(Collected data)
_ _ _ _ _

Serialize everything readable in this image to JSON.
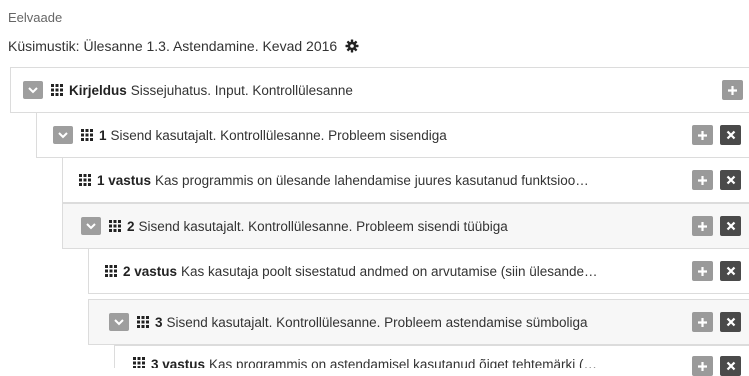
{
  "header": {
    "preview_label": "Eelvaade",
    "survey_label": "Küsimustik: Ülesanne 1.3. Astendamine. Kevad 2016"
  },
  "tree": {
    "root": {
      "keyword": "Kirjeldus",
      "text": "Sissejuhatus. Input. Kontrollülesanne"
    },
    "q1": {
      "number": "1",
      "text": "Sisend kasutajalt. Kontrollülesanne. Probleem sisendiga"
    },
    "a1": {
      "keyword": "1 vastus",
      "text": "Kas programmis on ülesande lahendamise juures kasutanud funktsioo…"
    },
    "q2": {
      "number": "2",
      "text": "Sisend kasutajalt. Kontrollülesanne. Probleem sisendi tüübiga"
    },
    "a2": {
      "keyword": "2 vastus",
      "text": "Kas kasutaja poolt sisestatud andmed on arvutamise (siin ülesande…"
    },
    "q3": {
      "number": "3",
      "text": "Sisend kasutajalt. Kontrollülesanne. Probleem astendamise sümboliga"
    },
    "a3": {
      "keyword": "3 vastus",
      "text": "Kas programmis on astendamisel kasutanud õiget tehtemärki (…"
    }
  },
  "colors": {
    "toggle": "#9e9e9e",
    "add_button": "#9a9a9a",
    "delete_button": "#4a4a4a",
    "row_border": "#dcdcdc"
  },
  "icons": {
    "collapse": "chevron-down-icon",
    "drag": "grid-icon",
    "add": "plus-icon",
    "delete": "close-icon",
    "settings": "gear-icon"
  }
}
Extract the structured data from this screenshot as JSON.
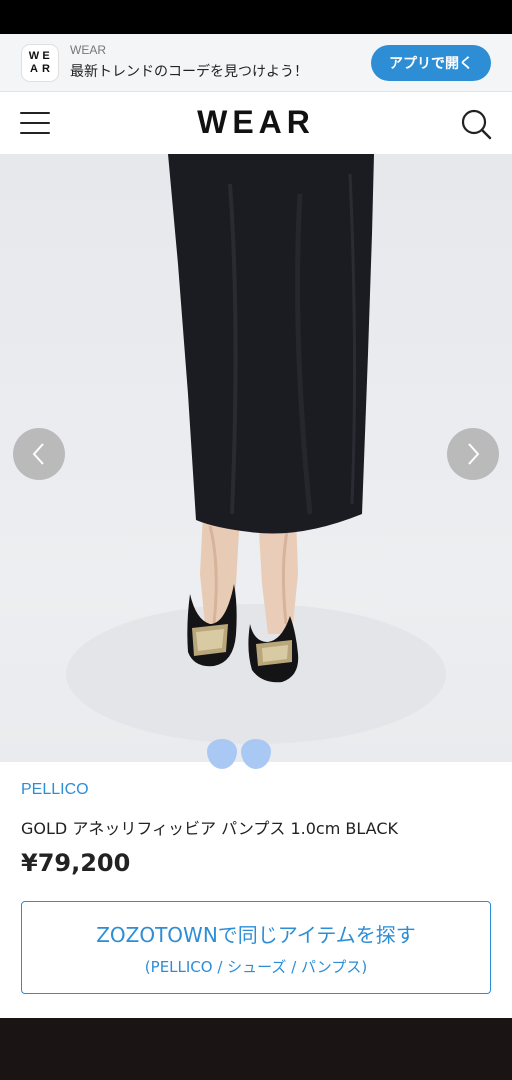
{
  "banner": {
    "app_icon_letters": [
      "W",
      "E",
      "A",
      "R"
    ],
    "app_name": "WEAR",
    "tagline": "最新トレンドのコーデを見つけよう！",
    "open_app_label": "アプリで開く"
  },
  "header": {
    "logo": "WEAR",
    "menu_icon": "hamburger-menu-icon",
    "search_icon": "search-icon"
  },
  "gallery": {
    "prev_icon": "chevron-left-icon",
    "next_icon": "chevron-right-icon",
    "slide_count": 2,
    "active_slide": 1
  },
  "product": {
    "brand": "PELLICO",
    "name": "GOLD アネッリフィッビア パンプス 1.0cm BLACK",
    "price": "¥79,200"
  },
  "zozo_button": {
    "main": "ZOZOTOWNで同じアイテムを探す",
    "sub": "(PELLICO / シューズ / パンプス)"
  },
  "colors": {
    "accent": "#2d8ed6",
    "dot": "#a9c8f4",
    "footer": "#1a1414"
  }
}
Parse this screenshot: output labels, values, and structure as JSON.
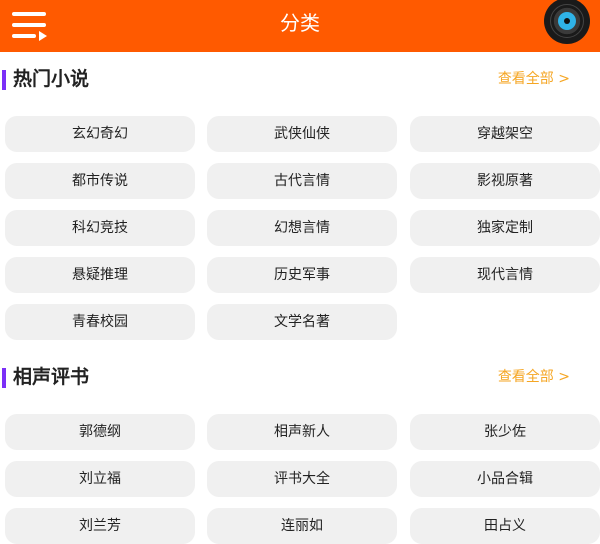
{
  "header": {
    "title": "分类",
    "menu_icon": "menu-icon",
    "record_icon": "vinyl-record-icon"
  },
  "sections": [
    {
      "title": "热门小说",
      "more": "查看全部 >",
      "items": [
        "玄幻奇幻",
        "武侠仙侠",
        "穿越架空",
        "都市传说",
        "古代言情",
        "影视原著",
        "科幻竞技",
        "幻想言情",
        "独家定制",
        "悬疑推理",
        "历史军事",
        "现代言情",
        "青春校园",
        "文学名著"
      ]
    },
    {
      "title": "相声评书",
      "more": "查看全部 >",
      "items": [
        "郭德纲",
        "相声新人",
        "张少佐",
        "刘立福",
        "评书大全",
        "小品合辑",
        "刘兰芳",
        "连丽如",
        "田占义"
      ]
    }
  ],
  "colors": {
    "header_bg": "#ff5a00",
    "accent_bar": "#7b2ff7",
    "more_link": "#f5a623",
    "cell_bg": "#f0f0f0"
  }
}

_ _ _ _ _

(What is being asked):
Look through the material above. Copy each line where the word "menu" appears.

(Result):
    "menu_icon": "hamburger-menu-icon",
    "menu_icon": "menu-icon",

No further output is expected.